→ Data shown:

+++++

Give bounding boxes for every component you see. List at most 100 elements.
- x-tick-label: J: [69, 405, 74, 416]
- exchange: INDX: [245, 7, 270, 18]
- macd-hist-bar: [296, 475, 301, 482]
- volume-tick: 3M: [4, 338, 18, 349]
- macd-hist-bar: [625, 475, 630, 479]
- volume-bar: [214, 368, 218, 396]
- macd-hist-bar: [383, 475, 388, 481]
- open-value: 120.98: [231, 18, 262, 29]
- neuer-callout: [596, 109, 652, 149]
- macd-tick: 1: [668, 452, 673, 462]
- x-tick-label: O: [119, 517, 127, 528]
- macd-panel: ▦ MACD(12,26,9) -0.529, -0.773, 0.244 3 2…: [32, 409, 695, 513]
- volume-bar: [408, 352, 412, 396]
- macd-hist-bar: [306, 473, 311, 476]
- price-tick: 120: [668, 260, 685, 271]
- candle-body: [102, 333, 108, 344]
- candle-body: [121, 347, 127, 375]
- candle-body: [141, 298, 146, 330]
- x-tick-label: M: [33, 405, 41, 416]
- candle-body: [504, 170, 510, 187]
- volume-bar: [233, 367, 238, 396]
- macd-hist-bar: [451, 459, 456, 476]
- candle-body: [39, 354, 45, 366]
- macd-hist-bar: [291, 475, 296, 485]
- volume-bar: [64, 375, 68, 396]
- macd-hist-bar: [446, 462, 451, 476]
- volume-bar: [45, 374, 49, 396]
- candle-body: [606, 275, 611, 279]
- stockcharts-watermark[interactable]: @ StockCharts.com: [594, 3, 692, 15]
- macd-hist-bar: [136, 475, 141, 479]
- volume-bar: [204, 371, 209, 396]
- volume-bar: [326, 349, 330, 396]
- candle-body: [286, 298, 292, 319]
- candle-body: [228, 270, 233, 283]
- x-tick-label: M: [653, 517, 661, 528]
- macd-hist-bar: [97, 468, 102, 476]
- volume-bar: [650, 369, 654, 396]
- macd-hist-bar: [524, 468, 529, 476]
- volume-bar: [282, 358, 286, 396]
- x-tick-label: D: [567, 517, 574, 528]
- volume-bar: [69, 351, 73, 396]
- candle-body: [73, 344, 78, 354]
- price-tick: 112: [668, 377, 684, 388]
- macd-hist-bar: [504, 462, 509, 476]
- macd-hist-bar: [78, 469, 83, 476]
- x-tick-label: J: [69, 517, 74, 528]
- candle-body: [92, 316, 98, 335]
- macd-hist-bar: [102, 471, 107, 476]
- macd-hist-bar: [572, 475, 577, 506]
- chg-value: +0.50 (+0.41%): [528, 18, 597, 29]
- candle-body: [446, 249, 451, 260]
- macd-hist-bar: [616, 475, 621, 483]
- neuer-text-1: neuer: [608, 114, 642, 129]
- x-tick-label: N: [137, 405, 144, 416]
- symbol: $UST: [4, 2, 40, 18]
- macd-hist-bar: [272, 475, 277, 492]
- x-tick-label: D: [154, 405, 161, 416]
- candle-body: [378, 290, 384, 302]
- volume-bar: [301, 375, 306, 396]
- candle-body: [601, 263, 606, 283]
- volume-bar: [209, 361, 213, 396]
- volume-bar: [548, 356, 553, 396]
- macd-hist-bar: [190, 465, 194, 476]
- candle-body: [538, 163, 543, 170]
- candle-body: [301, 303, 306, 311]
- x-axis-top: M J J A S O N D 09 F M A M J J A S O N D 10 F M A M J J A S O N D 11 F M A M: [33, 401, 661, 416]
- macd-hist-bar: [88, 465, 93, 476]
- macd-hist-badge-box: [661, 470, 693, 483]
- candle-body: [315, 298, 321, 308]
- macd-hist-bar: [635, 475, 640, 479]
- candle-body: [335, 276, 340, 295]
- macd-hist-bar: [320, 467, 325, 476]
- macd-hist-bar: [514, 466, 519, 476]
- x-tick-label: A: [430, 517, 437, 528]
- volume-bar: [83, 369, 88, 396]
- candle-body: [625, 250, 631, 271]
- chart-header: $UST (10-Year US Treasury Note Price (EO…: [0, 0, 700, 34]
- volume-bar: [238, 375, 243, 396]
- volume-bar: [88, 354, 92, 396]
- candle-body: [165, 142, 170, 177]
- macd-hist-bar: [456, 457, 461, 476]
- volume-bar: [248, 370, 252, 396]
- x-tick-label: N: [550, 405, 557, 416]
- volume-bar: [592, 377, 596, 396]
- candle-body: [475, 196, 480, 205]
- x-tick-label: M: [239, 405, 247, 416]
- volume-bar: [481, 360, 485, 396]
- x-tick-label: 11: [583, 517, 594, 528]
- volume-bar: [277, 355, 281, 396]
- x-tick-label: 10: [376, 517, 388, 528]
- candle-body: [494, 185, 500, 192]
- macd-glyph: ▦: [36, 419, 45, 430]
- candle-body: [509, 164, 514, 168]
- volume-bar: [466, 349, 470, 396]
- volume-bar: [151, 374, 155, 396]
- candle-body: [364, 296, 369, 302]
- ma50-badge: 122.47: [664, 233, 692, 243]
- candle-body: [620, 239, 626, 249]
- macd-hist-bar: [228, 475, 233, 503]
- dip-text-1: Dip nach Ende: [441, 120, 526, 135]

+++++

→ Challenge: Rewrite all the entries with "candle-body" renamed to "candlestick-body" wherever it appears, and leave everything else unchanged.

→ Reply to the exercise:
Give bounding boxes for every component you see. List at most 100 elements.
- x-tick-label: J: [69, 405, 74, 416]
- exchange: INDX: [245, 7, 270, 18]
- macd-hist-bar: [296, 475, 301, 482]
- volume-tick: 3M: [4, 338, 18, 349]
- macd-hist-bar: [625, 475, 630, 479]
- volume-bar: [214, 368, 218, 396]
- macd-hist-bar: [383, 475, 388, 481]
- open-value: 120.98: [231, 18, 262, 29]
- neuer-callout: [596, 109, 652, 149]
- macd-tick: 1: [668, 452, 673, 462]
- x-tick-label: O: [119, 517, 127, 528]
- macd-panel: ▦ MACD(12,26,9) -0.529, -0.773, 0.244 3 2…: [32, 409, 695, 513]
- volume-bar: [408, 352, 412, 396]
- macd-hist-bar: [306, 473, 311, 476]
- price-tick: 120: [668, 260, 685, 271]
- candlestick-body: [102, 333, 108, 344]
- candlestick-body: [121, 347, 127, 375]
- candlestick-body: [141, 298, 146, 330]
- x-tick-label: M: [33, 405, 41, 416]
- candlestick-body: [504, 170, 510, 187]
- volume-bar: [233, 367, 238, 396]
- macd-hist-bar: [451, 459, 456, 476]
- candlestick-body: [39, 354, 45, 366]
- macd-hist-bar: [291, 475, 296, 485]
- volume-bar: [64, 375, 68, 396]
- macd-hist-bar: [446, 462, 451, 476]
- volume-bar: [45, 374, 49, 396]
- candlestick-body: [606, 275, 611, 279]
- stockcharts-watermark[interactable]: @ StockCharts.com: [594, 3, 692, 15]
- macd-hist-bar: [136, 475, 141, 479]
- volume-bar: [204, 371, 209, 396]
- volume-bar: [326, 349, 330, 396]
- candlestick-body: [286, 298, 292, 319]
- candlestick-body: [228, 270, 233, 283]
- x-tick-label: M: [653, 517, 661, 528]
- macd-hist-bar: [97, 468, 102, 476]
- volume-bar: [650, 369, 654, 396]
- macd-hist-bar: [524, 468, 529, 476]
- volume-bar: [282, 358, 286, 396]
- x-tick-label: D: [567, 517, 574, 528]
- volume-bar: [69, 351, 73, 396]
- candlestick-body: [73, 344, 78, 354]
- price-tick: 112: [668, 377, 684, 388]
- macd-hist-bar: [504, 462, 509, 476]
- macd-hist-bar: [78, 469, 83, 476]
- x-tick-label: J: [69, 517, 74, 528]
- candlestick-body: [92, 316, 98, 335]
- macd-hist-bar: [102, 471, 107, 476]
- macd-hist-bar: [572, 475, 577, 506]
- chg-value: +0.50 (+0.41%): [528, 18, 597, 29]
- candlestick-body: [446, 249, 451, 260]
- macd-hist-bar: [616, 475, 621, 483]
- neuer-text-1: neuer: [608, 114, 642, 129]
- x-tick-label: N: [137, 405, 144, 416]
- symbol: $UST: [4, 2, 40, 18]
- macd-hist-bar: [272, 475, 277, 492]
- x-tick-label: D: [154, 405, 161, 416]
- candlestick-body: [378, 290, 384, 302]
- volume-bar: [301, 375, 306, 396]
- candlestick-body: [601, 263, 606, 283]
- volume-bar: [209, 361, 213, 396]
- volume-bar: [548, 356, 553, 396]
- macd-hist-bar: [190, 465, 194, 476]
- candlestick-body: [538, 163, 543, 170]
- candlestick-body: [301, 303, 306, 311]
- x-axis-top: M J J A S O N D 09 F M A M J J A S O N D 10 F M A M J J A S O N D 11 F M A M: [33, 401, 661, 416]
- macd-hist-bar: [88, 465, 93, 476]
- macd-hist-badge-box: [661, 470, 693, 483]
- candlestick-body: [315, 298, 321, 308]
- macd-hist-bar: [635, 475, 640, 479]
- candlestick-body: [335, 276, 340, 295]
- macd-hist-bar: [320, 467, 325, 476]
- macd-hist-bar: [514, 466, 519, 476]
- x-tick-label: A: [430, 517, 437, 528]
- volume-bar: [83, 369, 88, 396]
- candlestick-body: [625, 250, 631, 271]
- chart-header: $UST (10-Year US Treasury Note Price (EO…: [0, 0, 700, 34]
- volume-bar: [238, 375, 243, 396]
- volume-bar: [88, 354, 92, 396]
- candlestick-body: [165, 142, 170, 177]
- macd-hist-bar: [456, 457, 461, 476]
- volume-bar: [248, 370, 252, 396]
- x-tick-label: N: [550, 405, 557, 416]
- volume-bar: [592, 377, 596, 396]
- candlestick-body: [475, 196, 480, 205]
- x-tick-label: M: [239, 405, 247, 416]
- volume-bar: [481, 360, 485, 396]
- x-tick-label: 11: [583, 517, 594, 528]
- volume-bar: [277, 355, 281, 396]
- x-tick-label: 10: [376, 517, 388, 528]
- candlestick-body: [494, 185, 500, 192]
- macd-glyph: ▦: [36, 419, 45, 430]
- candlestick-body: [509, 164, 514, 168]
- volume-bar: [466, 349, 470, 396]
- volume-bar: [151, 374, 155, 396]
- candlestick-body: [364, 296, 369, 302]
- ma50-badge: 122.47: [664, 233, 692, 243]
- candlestick-body: [620, 239, 626, 249]
- macd-hist-bar: [228, 475, 233, 503]
- dip-text-1: Dip nach Ende: [441, 120, 526, 135]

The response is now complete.